* start Data to process *
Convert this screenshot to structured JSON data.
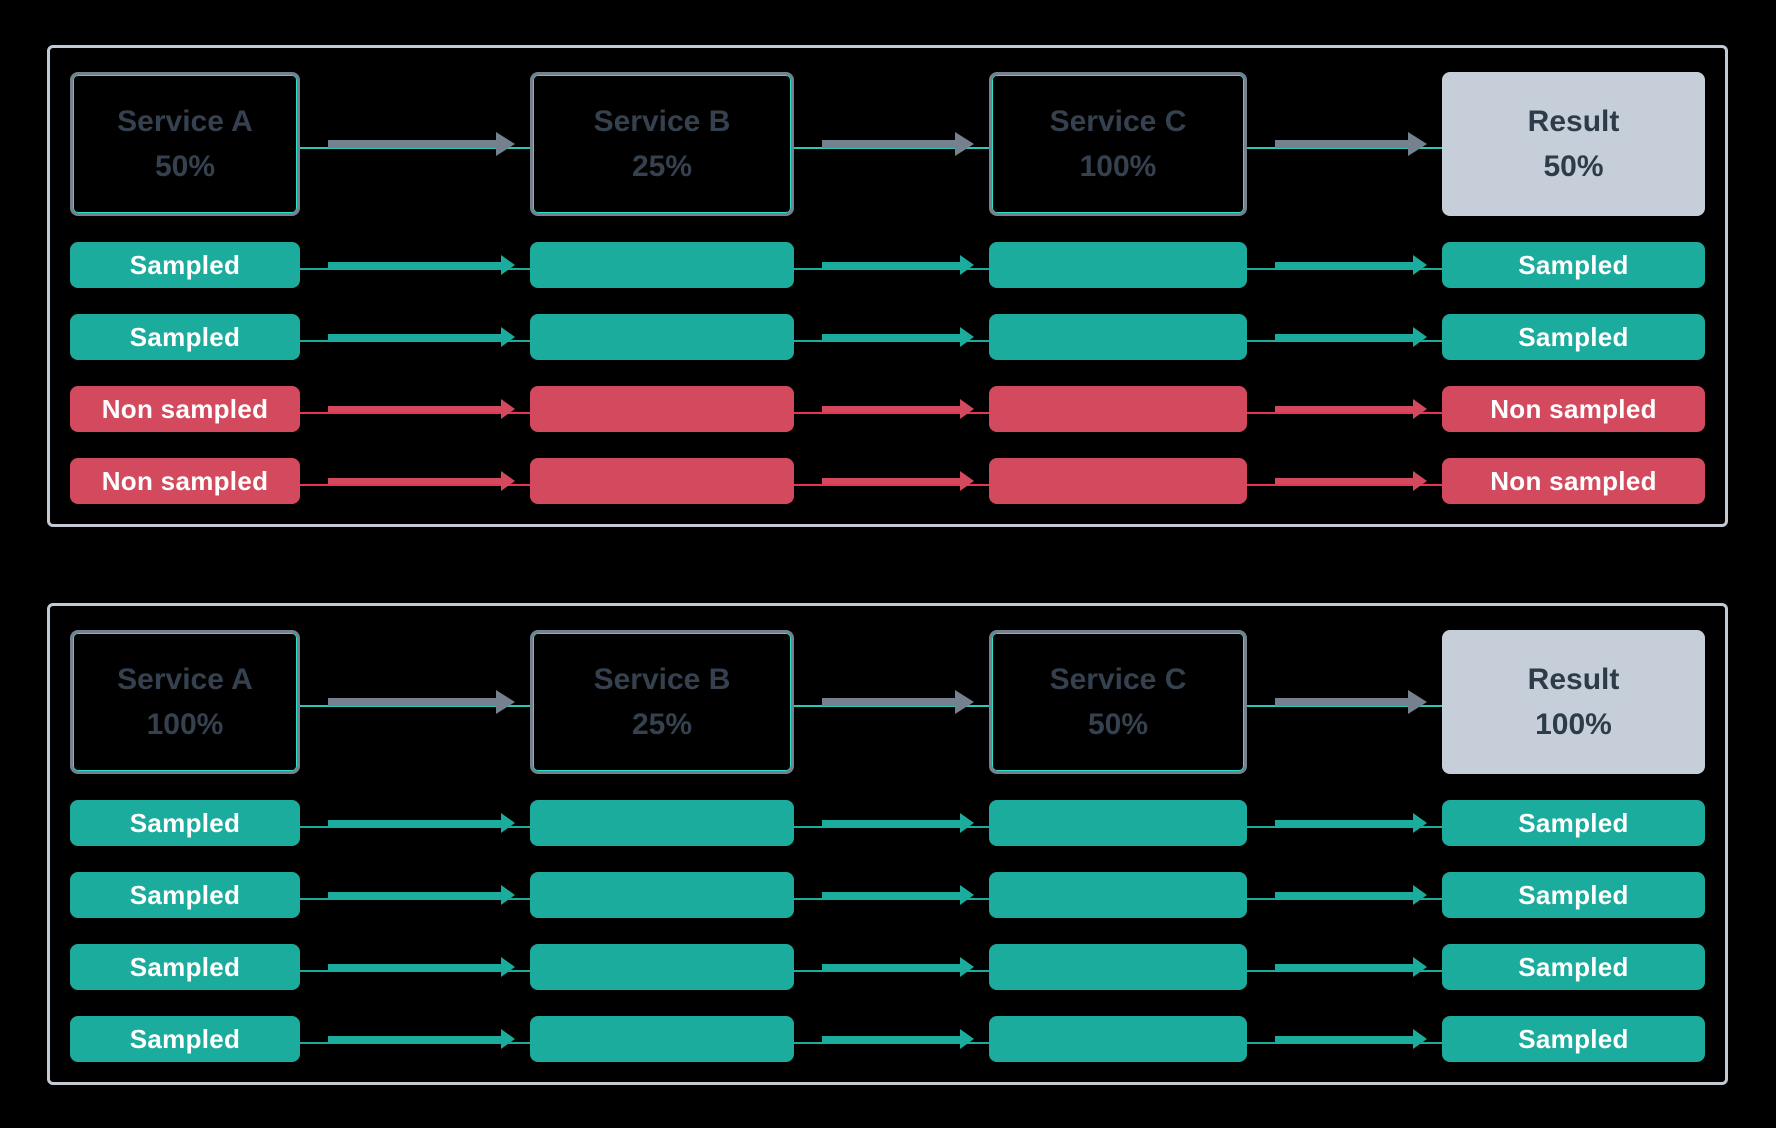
{
  "colors": {
    "bg": "#000000",
    "panel-border": "#C2CAD3",
    "box-border": "#75818F",
    "box-glow": "#2EDFCE",
    "box-text": "#35414E",
    "result-bg": "#C6CEDA",
    "result-text": "#2E3C49",
    "teal": "#1CAC9D",
    "red": "#D3495D",
    "arrow-gray": "#75818F",
    "rail-teal": "#2BC8B9",
    "rail-red": "#E8354F",
    "pill-text": "#FFFFFF"
  },
  "panels": [
    {
      "services": [
        {
          "name": "Service A",
          "rate": "50%"
        },
        {
          "name": "Service B",
          "rate": "25%"
        },
        {
          "name": "Service C",
          "rate": "100%"
        }
      ],
      "result": {
        "name": "Result",
        "rate": "50%"
      },
      "rows": [
        {
          "label": "Sampled",
          "type": "sampled"
        },
        {
          "label": "Sampled",
          "type": "sampled"
        },
        {
          "label": "Non sampled",
          "type": "non-sampled"
        },
        {
          "label": "Non sampled",
          "type": "non-sampled"
        }
      ]
    },
    {
      "services": [
        {
          "name": "Service A",
          "rate": "100%"
        },
        {
          "name": "Service B",
          "rate": "25%"
        },
        {
          "name": "Service C",
          "rate": "50%"
        }
      ],
      "result": {
        "name": "Result",
        "rate": "100%"
      },
      "rows": [
        {
          "label": "Sampled",
          "type": "sampled"
        },
        {
          "label": "Sampled",
          "type": "sampled"
        },
        {
          "label": "Sampled",
          "type": "sampled"
        },
        {
          "label": "Sampled",
          "type": "sampled"
        }
      ]
    }
  ]
}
* end Data to process *
__Task description__
Retype each entry precisely. Skip images entirely.

__Correct response__
Convert this screenshot to structured JSON data.
{
  "colors": {
    "bg": "#000000",
    "panel-border": "#C2CAD3",
    "box-border": "#75818F",
    "box-glow": "#2EDFCE",
    "box-text": "#35414E",
    "result-bg": "#C6CEDA",
    "result-text": "#2E3C49",
    "teal": "#1CAC9D",
    "red": "#D3495D",
    "arrow-gray": "#75818F",
    "rail-teal": "#2BC8B9",
    "rail-red": "#E8354F",
    "pill-text": "#FFFFFF"
  },
  "panels": [
    {
      "services": [
        {
          "name": "Service A",
          "rate": "50%"
        },
        {
          "name": "Service B",
          "rate": "25%"
        },
        {
          "name": "Service C",
          "rate": "100%"
        }
      ],
      "result": {
        "name": "Result",
        "rate": "50%"
      },
      "rows": [
        {
          "label": "Sampled",
          "type": "sampled"
        },
        {
          "label": "Sampled",
          "type": "sampled"
        },
        {
          "label": "Non sampled",
          "type": "non-sampled"
        },
        {
          "label": "Non sampled",
          "type": "non-sampled"
        }
      ]
    },
    {
      "services": [
        {
          "name": "Service A",
          "rate": "100%"
        },
        {
          "name": "Service B",
          "rate": "25%"
        },
        {
          "name": "Service C",
          "rate": "50%"
        }
      ],
      "result": {
        "name": "Result",
        "rate": "100%"
      },
      "rows": [
        {
          "label": "Sampled",
          "type": "sampled"
        },
        {
          "label": "Sampled",
          "type": "sampled"
        },
        {
          "label": "Sampled",
          "type": "sampled"
        },
        {
          "label": "Sampled",
          "type": "sampled"
        }
      ]
    }
  ]
}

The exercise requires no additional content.